- **Your goal**: Copy out lines with the word "this" from the material that follows.

- **Listed entries**:
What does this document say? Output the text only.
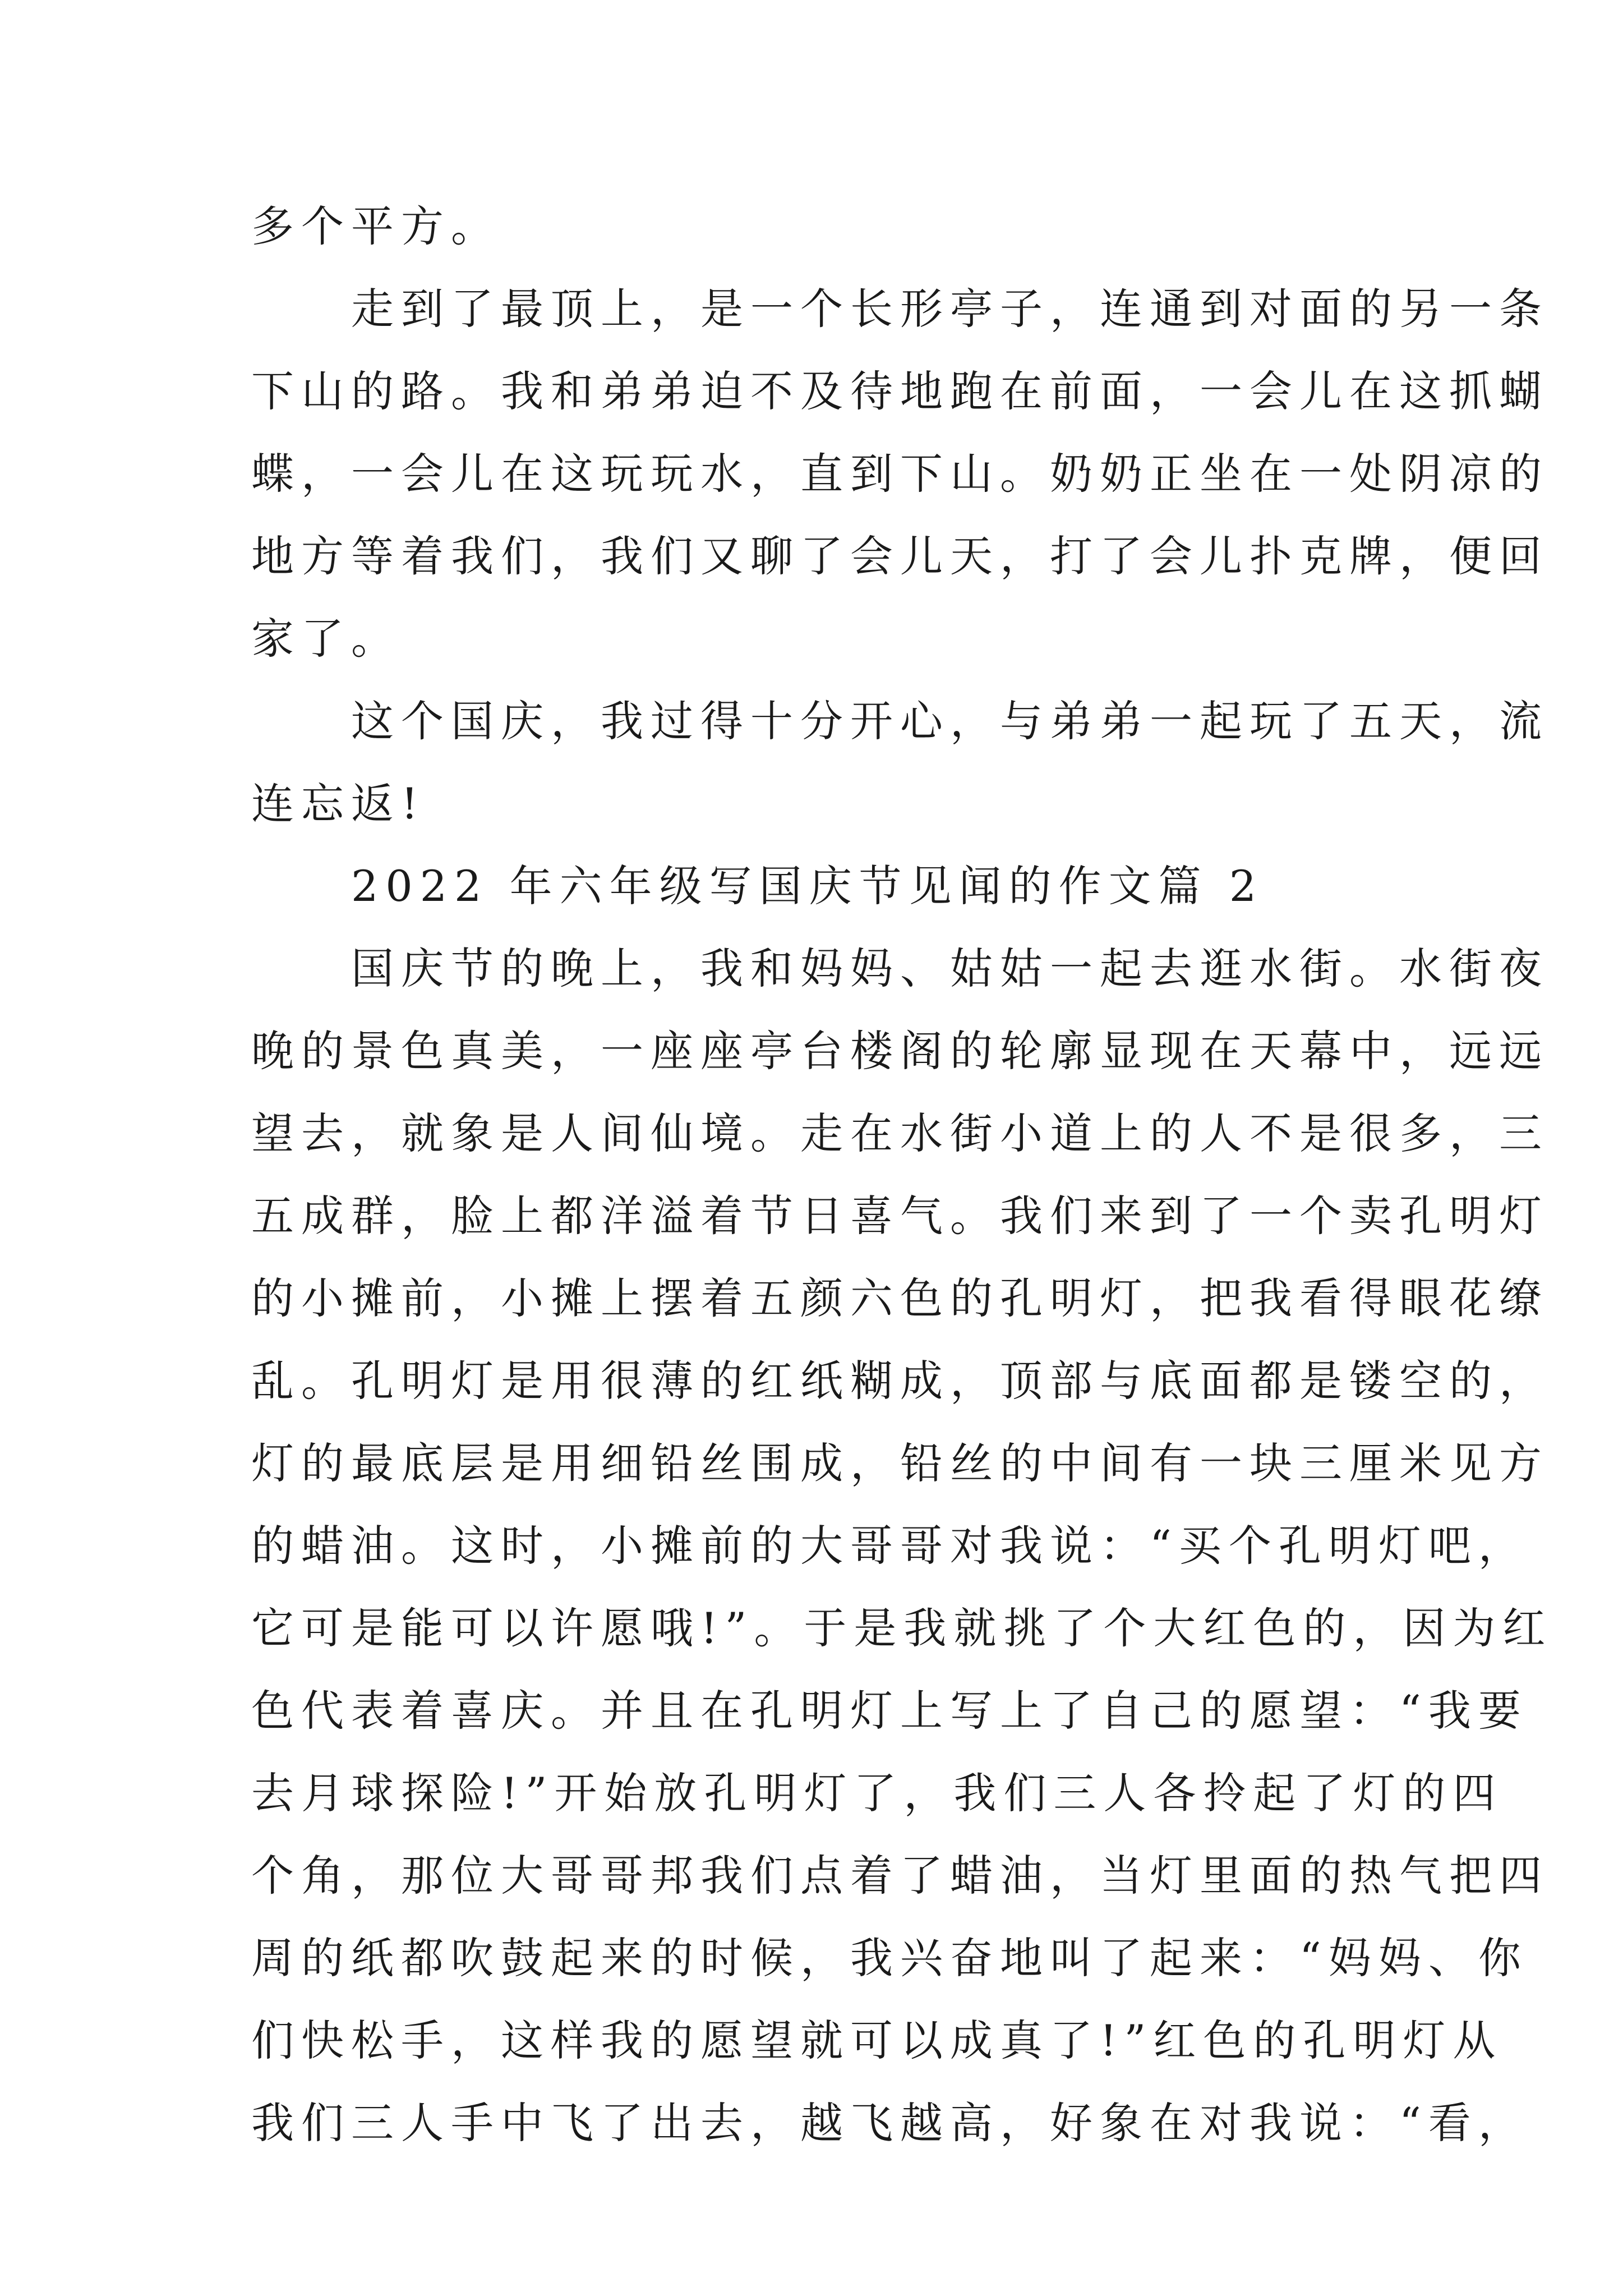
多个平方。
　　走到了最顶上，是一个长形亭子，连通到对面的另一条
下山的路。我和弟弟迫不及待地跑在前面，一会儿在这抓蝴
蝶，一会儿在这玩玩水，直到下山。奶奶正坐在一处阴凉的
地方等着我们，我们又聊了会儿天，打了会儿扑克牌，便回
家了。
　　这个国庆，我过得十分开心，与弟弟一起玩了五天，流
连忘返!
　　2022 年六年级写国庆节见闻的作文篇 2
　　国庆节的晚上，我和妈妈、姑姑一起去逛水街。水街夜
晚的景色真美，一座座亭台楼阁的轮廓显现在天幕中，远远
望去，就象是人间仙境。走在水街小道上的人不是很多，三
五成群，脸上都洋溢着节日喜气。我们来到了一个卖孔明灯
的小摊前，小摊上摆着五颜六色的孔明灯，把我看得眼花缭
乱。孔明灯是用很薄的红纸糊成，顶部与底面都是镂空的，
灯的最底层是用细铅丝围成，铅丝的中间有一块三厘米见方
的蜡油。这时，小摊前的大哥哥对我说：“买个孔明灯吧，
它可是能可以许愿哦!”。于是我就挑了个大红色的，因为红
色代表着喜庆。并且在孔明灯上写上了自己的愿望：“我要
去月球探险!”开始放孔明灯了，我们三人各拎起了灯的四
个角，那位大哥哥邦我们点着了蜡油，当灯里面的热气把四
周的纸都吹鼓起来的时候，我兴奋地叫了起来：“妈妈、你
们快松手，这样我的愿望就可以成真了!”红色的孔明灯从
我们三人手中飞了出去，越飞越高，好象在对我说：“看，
---
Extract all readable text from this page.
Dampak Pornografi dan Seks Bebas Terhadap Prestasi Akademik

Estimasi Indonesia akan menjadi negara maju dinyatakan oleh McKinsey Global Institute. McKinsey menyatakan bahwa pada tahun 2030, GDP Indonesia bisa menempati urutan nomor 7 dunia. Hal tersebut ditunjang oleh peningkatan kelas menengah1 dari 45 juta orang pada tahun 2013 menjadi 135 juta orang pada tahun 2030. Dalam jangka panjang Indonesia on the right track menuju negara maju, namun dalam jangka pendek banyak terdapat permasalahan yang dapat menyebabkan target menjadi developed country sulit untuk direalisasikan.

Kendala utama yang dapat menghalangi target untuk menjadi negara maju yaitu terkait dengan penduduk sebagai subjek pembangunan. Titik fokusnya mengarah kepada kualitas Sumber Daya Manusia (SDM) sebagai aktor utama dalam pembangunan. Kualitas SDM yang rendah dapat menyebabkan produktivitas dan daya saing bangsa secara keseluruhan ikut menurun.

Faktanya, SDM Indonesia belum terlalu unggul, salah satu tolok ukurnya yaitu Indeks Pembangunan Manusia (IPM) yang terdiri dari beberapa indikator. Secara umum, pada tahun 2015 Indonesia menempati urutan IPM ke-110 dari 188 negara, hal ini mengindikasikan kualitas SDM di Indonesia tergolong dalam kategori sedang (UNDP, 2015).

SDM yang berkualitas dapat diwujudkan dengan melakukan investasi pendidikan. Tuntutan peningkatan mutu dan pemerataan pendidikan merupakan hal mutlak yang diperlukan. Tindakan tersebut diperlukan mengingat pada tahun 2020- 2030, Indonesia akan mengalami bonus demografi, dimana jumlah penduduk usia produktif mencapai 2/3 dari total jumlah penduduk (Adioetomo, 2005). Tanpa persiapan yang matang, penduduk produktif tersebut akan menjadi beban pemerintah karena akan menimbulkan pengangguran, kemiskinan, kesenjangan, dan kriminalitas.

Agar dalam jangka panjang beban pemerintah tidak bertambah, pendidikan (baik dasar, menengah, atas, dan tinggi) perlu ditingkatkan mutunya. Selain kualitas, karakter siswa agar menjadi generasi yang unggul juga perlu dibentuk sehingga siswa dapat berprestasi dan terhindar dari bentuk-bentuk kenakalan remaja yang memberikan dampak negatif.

- **Task solution**:
What does this document say? Output the text only.
Extract all readable text from this page.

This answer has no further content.